**Task requirements**
Report the number of lines in these entries that contain "Figure". Write only the number.

**Entries provided**
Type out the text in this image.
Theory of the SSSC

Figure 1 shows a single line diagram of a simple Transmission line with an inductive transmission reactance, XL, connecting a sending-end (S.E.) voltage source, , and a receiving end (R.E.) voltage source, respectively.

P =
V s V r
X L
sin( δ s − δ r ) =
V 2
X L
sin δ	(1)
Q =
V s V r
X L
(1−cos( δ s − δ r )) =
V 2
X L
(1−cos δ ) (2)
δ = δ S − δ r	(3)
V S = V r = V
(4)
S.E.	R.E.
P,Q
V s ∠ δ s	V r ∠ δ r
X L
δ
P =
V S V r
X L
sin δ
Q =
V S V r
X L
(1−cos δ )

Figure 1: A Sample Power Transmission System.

**Finished task**
2